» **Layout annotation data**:
■ ■ ■ ■
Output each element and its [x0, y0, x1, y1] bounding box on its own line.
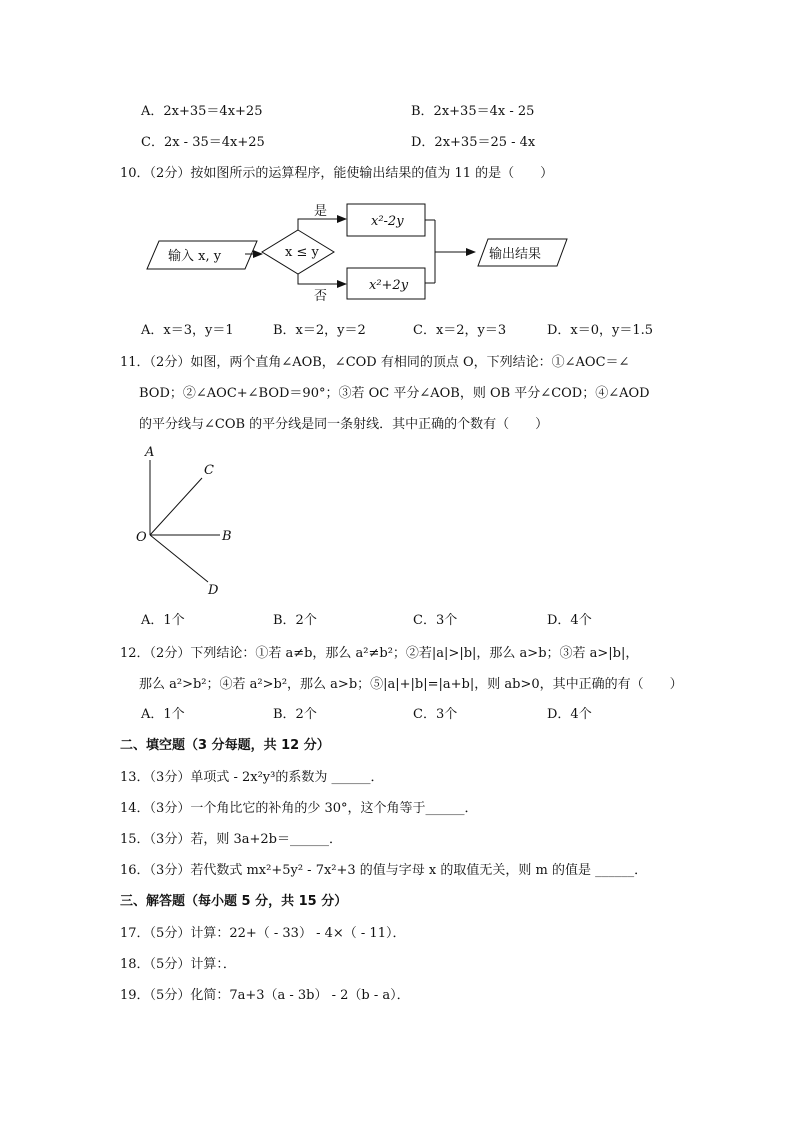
q12-option-b: B．2个 — [273, 707, 317, 722]
q10-option-a: A．x＝3，y＝1 — [141, 323, 234, 338]
q11-line-1: 11．（2分）如图，两个直角∠AOB，∠COD 有相同的顶点 O，下列结论：①∠AOC＝∠ — [120, 355, 630, 370]
q11-angle-figure — [0, 440, 300, 605]
q15: 15．（3分）若，则 3a+2b＝______． — [120, 832, 342, 847]
q16: 16．（3分）若代数式 mx²+5y² - 7x²+3 的值与字母 x 的取值无关，则 m 的值是 ______． — [120, 863, 648, 878]
q10-option-d: D．x＝0，y＝1.5 — [547, 323, 654, 338]
q11-option-c: C．3个 — [413, 613, 458, 628]
q11-line-2: BOD；②∠AOC+∠BOD＝90°；③若 OC 平分∠AOB，则 OB 平分∠COD；④∠AOD — [139, 386, 650, 401]
q12-option-d: D．4个 — [547, 707, 592, 722]
yes-expr: x²-2y — [371, 214, 404, 229]
q18: 18．（5分）计算：． — [120, 957, 236, 972]
point-a: A — [145, 445, 155, 460]
q11-option-b: B．2个 — [273, 613, 317, 628]
output-label: 输出结果 — [489, 247, 542, 262]
q11-option-d: D．4个 — [547, 613, 592, 628]
ray-od — [150, 535, 208, 582]
section-3-heading: 三、解答题（每小题 5 分，共 15 分） — [120, 894, 348, 909]
q11-line-3: 的平分线与∠COB 的平分线是同一条射线．其中正确的个数有（ ） — [139, 417, 549, 432]
q12-line-1: 12．（2分）下列结论：①若 a≠b，那么 a²≠b²；②若|a|>|b|，那么 a>b；③若 a>|b|， — [120, 646, 639, 661]
q10-option-b: B．x＝2，y＝2 — [273, 323, 366, 338]
q10-option-c: C．x＝2，y＝3 — [413, 323, 507, 338]
input-label: 输入 x, y — [168, 249, 222, 264]
q12-option-a: A．1个 — [141, 707, 185, 722]
q17: 17．（5分）计算：22+（ - 33） - 4×（ - 11）． — [120, 926, 406, 941]
point-c: C — [204, 463, 214, 478]
point-o: O — [136, 530, 147, 545]
no-expr: x²+2y — [369, 278, 409, 293]
q11-option-a: A．1个 — [141, 613, 185, 628]
q14: 14．（3分）一个角比它的补角的少 30°，这个角等于______． — [120, 801, 478, 816]
q9-option-d: D．2x+35＝25 - 4x — [411, 135, 536, 150]
q13: 13．（3分）单项式 - 2x²y³的系数为 ______． — [120, 770, 384, 785]
no-label: 否 — [314, 289, 328, 304]
q10-stem: 10．（2分）按如图所示的运算程序，能使输出结果的值为 11 的是（ ） — [120, 166, 554, 181]
q19: 19．（5分）化简：7a+3（a - 3b） - 2（b - a）． — [120, 988, 410, 1003]
q9-option-a: A．2x+35＝4x+25 — [141, 104, 263, 119]
condition-label: x ≤ y — [285, 245, 319, 260]
q12-option-c: C．3个 — [413, 707, 458, 722]
section-2-heading: 二、填空题（3 分每题，共 12 分） — [120, 738, 330, 753]
q9-option-b: B．2x+35＝4x - 25 — [411, 104, 535, 119]
q9-option-c: C．2x - 35＝4x+25 — [141, 135, 265, 150]
yes-label: 是 — [314, 204, 328, 219]
q12-line-2: 那么 a²>b²；④若 a²>b²，那么 a>b；⑤|a|+|b|=|a+b|，则 ab>0，其中正确的有（ ） — [139, 677, 683, 692]
ray-oc — [150, 478, 202, 535]
point-d: D — [208, 583, 219, 598]
point-b: B — [222, 529, 232, 544]
q10-flowchart — [0, 0, 794, 320]
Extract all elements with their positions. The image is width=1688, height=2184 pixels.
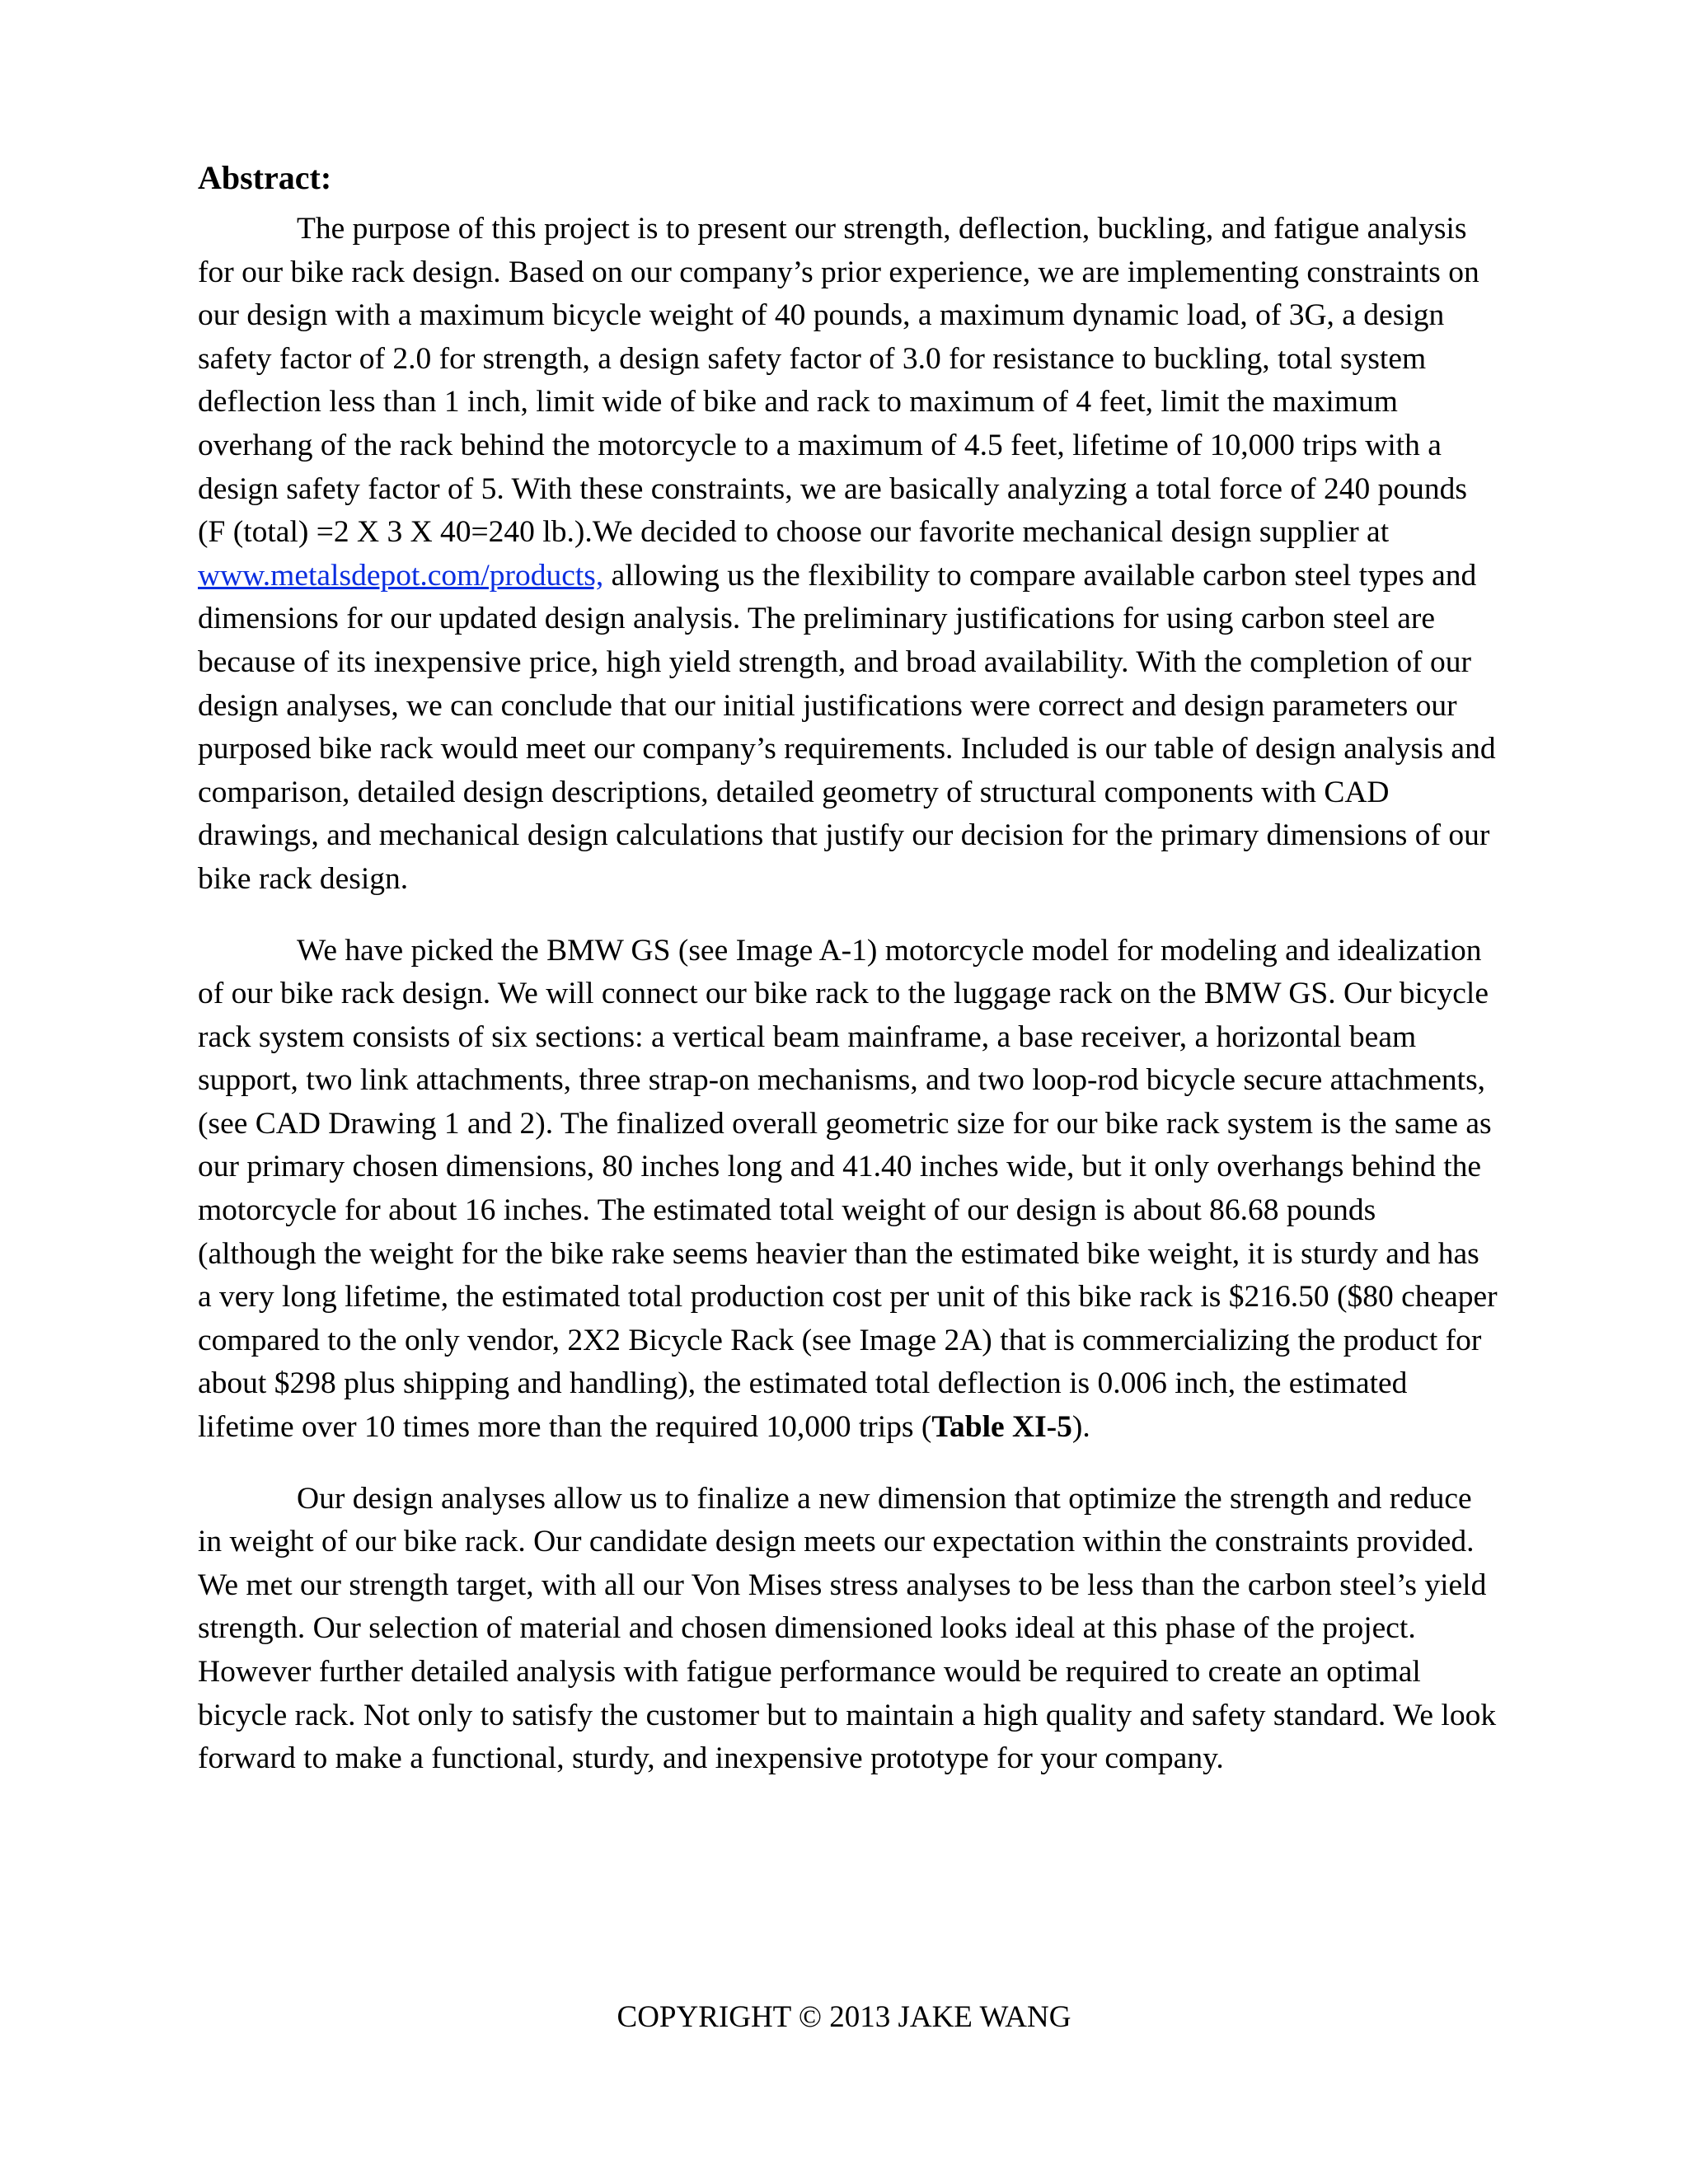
■ ■ ■ ■
» **Goal**: Repeat the lines of the records without alteration, beginning with the line containing "q12-option-b: B．2个 — [273, 707, 317, 722]" and ending with the line containing "q15: 15．（3分）若，则 3a+2b＝______．", both included.

» **Response to this exercise**:
q12-option-b: B．2个 — [273, 707, 317, 722]
q10-option-a: A．x＝3，y＝1 — [141, 323, 234, 338]
q11-line-1: 11．（2分）如图，两个直角∠AOB，∠COD 有相同的顶点 O，下列结论：①∠AOC＝∠ — [120, 355, 630, 370]
q11-angle-figure — [0, 440, 300, 605]
q15: 15．（3分）若，则 3a+2b＝______． — [120, 832, 342, 847]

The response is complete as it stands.